● Task statement
The data must be returned in full and exactly as given.

Figure data in JSON:
^^^^^^^^^^^^^^^^

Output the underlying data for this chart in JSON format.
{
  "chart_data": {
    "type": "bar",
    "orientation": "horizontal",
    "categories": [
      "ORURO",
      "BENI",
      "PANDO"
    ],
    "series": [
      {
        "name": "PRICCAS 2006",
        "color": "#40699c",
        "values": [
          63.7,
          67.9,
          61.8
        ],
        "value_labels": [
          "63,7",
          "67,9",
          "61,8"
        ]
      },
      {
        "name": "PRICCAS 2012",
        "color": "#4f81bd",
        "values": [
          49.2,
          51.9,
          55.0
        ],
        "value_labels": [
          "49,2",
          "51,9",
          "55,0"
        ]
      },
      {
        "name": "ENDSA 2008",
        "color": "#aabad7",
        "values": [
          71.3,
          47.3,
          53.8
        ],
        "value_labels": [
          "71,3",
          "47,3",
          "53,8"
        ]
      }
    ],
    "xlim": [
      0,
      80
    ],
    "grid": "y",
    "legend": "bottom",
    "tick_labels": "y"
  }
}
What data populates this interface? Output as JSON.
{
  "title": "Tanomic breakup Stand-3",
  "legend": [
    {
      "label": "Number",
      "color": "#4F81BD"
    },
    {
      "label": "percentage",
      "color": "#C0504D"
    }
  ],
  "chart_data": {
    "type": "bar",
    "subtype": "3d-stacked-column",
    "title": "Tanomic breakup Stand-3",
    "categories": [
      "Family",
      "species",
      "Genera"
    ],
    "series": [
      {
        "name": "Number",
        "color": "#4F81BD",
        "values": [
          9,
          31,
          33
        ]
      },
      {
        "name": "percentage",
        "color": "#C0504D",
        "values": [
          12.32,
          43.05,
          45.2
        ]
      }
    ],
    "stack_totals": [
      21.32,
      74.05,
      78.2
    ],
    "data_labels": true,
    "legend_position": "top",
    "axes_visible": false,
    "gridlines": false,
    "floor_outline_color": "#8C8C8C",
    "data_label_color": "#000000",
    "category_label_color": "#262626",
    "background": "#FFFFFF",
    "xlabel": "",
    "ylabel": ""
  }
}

^^^^^^^^^^^^^^^^

● Complete output
Output the underlying data for this chart in JSON format.
{
  "chart_data": {
    "type": "bar",
    "orientation": "horizontal",
    "categories": [
      "ORURO",
      "BENI",
      "PANDO"
    ],
    "series": [
      {
        "name": "PRICCAS 2006",
        "color": "#40699c",
        "values": [
          63.7,
          67.9,
          61.8
        ],
        "value_labels": [
          "63,7",
          "67,9",
          "61,8"
        ]
      },
      {
        "name": "PRICCAS 2012",
        "color": "#4f81bd",
        "values": [
          49.2,
          51.9,
          55.0
        ],
        "value_labels": [
          "49,2",
          "51,9",
          "55,0"
        ]
      },
      {
        "name": "ENDSA 2008",
        "color": "#aabad7",
        "values": [
          71.3,
          47.3,
          53.8
        ],
        "value_labels": [
          "71,3",
          "47,3",
          "53,8"
        ]
      }
    ],
    "xlim": [
      0,
      80
    ],
    "grid": "y",
    "legend": "bottom",
    "tick_labels": "y"
  }
}
What data populates this interface? Output as JSON.
{
  "title": "Tanomic breakup Stand-3",
  "legend": [
    {
      "label": "Number",
      "color": "#4F81BD"
    },
    {
      "label": "percentage",
      "color": "#C0504D"
    }
  ],
  "chart_data": {
    "type": "bar",
    "subtype": "3d-stacked-column",
    "title": "Tanomic breakup Stand-3",
    "categories": [
      "Family",
      "species",
      "Genera"
    ],
    "series": [
      {
        "name": "Number",
        "color": "#4F81BD",
        "values": [
          9,
          31,
          33
        ]
      },
      {
        "name": "percentage",
        "color": "#C0504D",
        "values": [
          12.32,
          43.05,
          45.2
        ]
      }
    ],
    "stack_totals": [
      21.32,
      74.05,
      78.2
    ],
    "data_labels": true,
    "legend_position": "top",
    "axes_visible": false,
    "gridlines": false,
    "floor_outline_color": "#8C8C8C",
    "data_label_color": "#000000",
    "category_label_color": "#262626",
    "background": "#FFFFFF",
    "xlabel": "",
    "ylabel": ""
  }
}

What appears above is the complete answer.